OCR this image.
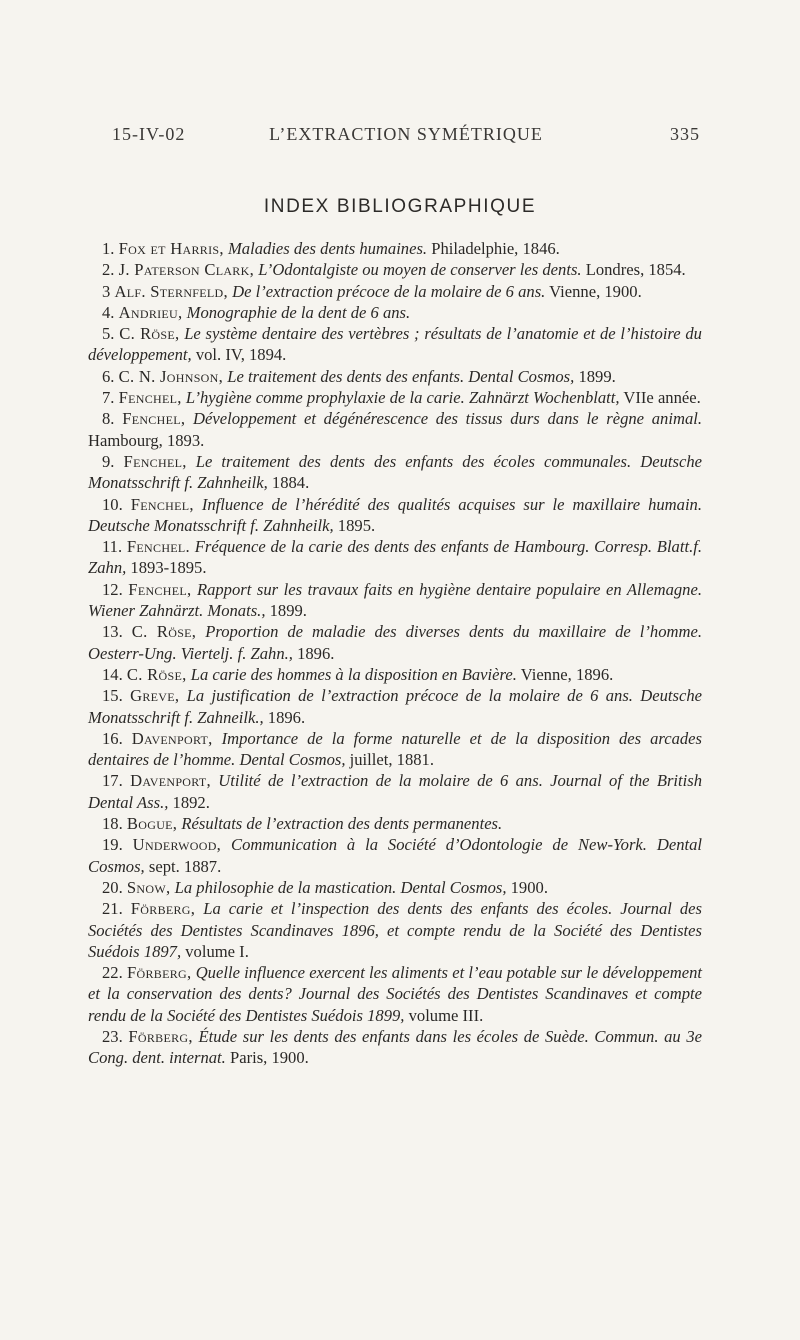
15-IV-02	L’EXTRACTION SYMÉTRIQUE	335
INDEX BIBLIOGRAPHIQUE
1. Fox et Harris, Maladies des dents humaines. Philadelphie, 1846.
2. J. Paterson Clark, L’Odontalgiste ou moyen de conserver les dents. Londres, 1854.
3 Alf. Sternfeld, De l’extraction précoce de la molaire de 6 ans. Vienne, 1900.
4. Andrieu, Monographie de la dent de 6 ans.
5. C. Röse, Le système dentaire des vertèbres ; résultats de l’anatomie et de l’histoire du développement, vol. IV, 1894.
6. C. N. Johnson, Le traitement des dents des enfants. Dental Cosmos, 1899.
7. Fenchel, L’hygiène comme prophylaxie de la carie. Zahnärzt Wochenblatt, VIIe année.
8. Fenchel, Développement et dégénérescence des tissus durs dans le règne animal. Hambourg, 1893.
9. Fenchel, Le traitement des dents des enfants des écoles communales. Deutsche Monatsschrift f. Zahnheilk, 1884.
10. Fenchel, Influence de l’hérédité des qualités acquises sur le maxillaire humain. Deutsche Monatsschrift f. Zahnheilk, 1895.
11. Fenchel. Fréquence de la carie des dents des enfants de Hambourg. Corresp. Blatt.f. Zahn, 1893-1895.
12. Fenchel, Rapport sur les travaux faits en hygiène dentaire populaire en Allemagne. Wiener Zahnärzt. Monats., 1899.
13. C. Röse, Proportion de maladie des diverses dents du maxillaire de l’homme. Oesterr-Ung. Viertelj. f. Zahn., 1896.
14. C. Röse, La carie des hommes à la disposition en Bavière. Vienne, 1896.
15. Greve, La justification de l’extraction précoce de la molaire de 6 ans. Deutsche Monatsschrift f. Zahneilk., 1896.
16. Davenport, Importance de la forme naturelle et de la disposition des arcades dentaires de l’homme. Dental Cosmos, juillet, 1881.
17. Davenport, Utilité de l’extraction de la molaire de 6 ans. Journal of the British Dental Ass., 1892.
18. Bogue, Résultats de l’extraction des dents permanentes.
19. Underwood, Communication à la Société d’Odontologie de New-York. Dental Cosmos, sept. 1887.
20. Snow, La philosophie de la mastication. Dental Cosmos, 1900.
21. Förberg, La carie et l’inspection des dents des enfants des écoles. Journal des Sociétés des Dentistes Scandinaves 1896, et compte rendu de la Société des Dentistes Suédois 1897, volume I.
22. Förberg, Quelle influence exercent les aliments et l’eau potable sur le développement et la conservation des dents? Journal des Sociétés des Dentistes Scandinaves et compte rendu de la Société des Dentistes Suédois 1899, volume III.
23. Förberg, Étude sur les dents des enfants dans les écoles de Suède. Commun. au 3e Cong. dent. internat. Paris, 1900.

### Directive
Where a line in the entries holds the word "dans", copy that line.

### Problem solution
8. Fenchel, Développement et dégénérescence des tissus durs dans le règne animal. Hambourg, 1893.
23. Förberg, Étude sur les dents des enfants dans les écoles de Suède. Commun. au 3e Cong. dent. internat. Paris, 1900.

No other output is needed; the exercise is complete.